EXERCISE INSTRUCTIONS ->
Reading the listing below, count the lines that contain the word "handle" and give that count alone.

THE INPUT ->
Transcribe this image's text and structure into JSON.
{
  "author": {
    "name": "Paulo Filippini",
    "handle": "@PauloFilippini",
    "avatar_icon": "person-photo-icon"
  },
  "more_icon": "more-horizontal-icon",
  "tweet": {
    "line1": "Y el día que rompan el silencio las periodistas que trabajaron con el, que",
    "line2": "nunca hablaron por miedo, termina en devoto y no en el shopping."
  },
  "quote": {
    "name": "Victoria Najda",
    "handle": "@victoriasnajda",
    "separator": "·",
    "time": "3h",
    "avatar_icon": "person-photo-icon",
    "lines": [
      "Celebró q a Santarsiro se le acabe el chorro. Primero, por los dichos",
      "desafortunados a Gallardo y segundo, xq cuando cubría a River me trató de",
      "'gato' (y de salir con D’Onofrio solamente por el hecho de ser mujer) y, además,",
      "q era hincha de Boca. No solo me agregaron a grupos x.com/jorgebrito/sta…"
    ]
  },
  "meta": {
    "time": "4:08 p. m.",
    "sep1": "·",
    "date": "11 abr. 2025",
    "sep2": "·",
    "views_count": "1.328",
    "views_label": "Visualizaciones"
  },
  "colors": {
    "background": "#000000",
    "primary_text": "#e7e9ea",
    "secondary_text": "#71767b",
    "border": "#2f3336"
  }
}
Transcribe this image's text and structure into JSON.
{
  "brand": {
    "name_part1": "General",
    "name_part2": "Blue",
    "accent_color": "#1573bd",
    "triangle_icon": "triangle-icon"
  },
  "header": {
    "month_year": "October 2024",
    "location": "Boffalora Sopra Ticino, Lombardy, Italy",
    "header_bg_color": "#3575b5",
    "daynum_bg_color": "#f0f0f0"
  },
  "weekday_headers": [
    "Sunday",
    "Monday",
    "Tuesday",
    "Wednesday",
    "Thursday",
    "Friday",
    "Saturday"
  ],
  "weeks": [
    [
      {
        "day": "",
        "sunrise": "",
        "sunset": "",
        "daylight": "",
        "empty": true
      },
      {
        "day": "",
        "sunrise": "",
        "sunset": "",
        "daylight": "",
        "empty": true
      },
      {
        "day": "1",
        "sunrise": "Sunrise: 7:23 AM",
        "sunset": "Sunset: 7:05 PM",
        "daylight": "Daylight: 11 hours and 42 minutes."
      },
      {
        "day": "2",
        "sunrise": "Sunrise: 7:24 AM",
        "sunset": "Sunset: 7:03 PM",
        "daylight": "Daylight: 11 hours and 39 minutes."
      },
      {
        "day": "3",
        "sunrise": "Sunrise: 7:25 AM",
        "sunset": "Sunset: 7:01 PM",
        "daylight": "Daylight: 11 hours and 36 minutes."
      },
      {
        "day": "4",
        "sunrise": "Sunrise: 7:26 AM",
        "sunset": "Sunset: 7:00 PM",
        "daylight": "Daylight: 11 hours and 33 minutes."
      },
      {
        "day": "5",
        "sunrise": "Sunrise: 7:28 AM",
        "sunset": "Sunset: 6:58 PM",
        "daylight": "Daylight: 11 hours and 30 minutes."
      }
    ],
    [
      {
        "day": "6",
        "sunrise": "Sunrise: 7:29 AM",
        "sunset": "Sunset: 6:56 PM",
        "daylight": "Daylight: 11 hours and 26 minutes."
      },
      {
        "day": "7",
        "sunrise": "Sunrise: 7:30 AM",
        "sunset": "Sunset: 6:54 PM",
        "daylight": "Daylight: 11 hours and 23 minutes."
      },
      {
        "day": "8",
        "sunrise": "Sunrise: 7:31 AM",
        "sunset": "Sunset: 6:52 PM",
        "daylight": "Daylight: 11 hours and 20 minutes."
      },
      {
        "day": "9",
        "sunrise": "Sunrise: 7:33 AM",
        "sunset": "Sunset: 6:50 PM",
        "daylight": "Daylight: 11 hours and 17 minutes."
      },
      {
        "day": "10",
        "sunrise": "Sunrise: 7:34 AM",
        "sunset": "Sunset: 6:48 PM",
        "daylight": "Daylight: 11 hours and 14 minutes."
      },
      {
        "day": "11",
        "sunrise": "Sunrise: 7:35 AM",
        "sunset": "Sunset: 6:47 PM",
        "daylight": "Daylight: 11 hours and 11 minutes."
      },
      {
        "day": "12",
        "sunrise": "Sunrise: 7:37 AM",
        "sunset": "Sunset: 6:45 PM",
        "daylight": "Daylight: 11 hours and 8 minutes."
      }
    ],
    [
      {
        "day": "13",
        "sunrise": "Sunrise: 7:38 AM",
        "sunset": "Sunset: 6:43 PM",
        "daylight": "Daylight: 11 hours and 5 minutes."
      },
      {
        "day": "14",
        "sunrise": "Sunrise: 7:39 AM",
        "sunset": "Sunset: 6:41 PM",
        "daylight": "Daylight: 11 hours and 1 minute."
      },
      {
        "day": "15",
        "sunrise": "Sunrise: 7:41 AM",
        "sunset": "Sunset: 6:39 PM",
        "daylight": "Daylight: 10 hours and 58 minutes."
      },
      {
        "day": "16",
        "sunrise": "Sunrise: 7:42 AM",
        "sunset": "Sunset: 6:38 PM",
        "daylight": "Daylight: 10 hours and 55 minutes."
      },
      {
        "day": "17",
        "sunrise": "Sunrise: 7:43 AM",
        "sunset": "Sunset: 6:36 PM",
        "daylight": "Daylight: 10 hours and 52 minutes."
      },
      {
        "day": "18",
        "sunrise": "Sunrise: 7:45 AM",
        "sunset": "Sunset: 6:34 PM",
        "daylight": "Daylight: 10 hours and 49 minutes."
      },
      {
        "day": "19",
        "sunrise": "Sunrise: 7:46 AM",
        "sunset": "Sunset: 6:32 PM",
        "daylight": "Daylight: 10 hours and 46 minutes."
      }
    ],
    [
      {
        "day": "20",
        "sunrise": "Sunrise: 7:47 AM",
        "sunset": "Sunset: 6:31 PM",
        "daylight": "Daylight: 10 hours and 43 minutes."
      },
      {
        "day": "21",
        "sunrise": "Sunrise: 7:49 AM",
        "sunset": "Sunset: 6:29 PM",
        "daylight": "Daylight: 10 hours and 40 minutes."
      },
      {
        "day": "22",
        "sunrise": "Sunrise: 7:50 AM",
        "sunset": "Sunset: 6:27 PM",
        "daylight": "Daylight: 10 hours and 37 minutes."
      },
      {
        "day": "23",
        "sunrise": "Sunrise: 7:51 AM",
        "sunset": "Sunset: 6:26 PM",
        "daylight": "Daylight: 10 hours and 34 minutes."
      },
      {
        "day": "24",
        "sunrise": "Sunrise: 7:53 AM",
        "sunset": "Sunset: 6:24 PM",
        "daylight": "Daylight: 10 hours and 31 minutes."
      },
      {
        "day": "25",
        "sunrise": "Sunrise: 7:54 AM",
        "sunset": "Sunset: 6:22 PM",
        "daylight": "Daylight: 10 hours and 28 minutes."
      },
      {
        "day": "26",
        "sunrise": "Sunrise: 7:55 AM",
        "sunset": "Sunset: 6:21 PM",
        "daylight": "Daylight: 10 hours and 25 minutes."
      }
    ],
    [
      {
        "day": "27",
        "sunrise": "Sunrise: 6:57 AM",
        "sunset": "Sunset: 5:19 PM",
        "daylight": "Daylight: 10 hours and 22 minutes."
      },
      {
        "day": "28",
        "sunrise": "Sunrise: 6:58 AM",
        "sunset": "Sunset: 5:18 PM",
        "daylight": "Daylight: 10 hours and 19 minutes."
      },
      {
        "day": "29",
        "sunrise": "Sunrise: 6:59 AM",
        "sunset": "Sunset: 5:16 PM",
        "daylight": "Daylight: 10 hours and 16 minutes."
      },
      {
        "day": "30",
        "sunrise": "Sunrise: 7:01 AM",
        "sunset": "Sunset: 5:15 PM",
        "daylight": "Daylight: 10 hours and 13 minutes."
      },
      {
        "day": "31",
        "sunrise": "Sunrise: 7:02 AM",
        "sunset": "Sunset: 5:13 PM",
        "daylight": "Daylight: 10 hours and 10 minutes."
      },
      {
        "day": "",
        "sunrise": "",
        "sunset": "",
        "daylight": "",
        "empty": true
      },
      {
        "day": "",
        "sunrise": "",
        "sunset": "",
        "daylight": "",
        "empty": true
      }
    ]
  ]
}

PROBLEM SOLUTION ->
2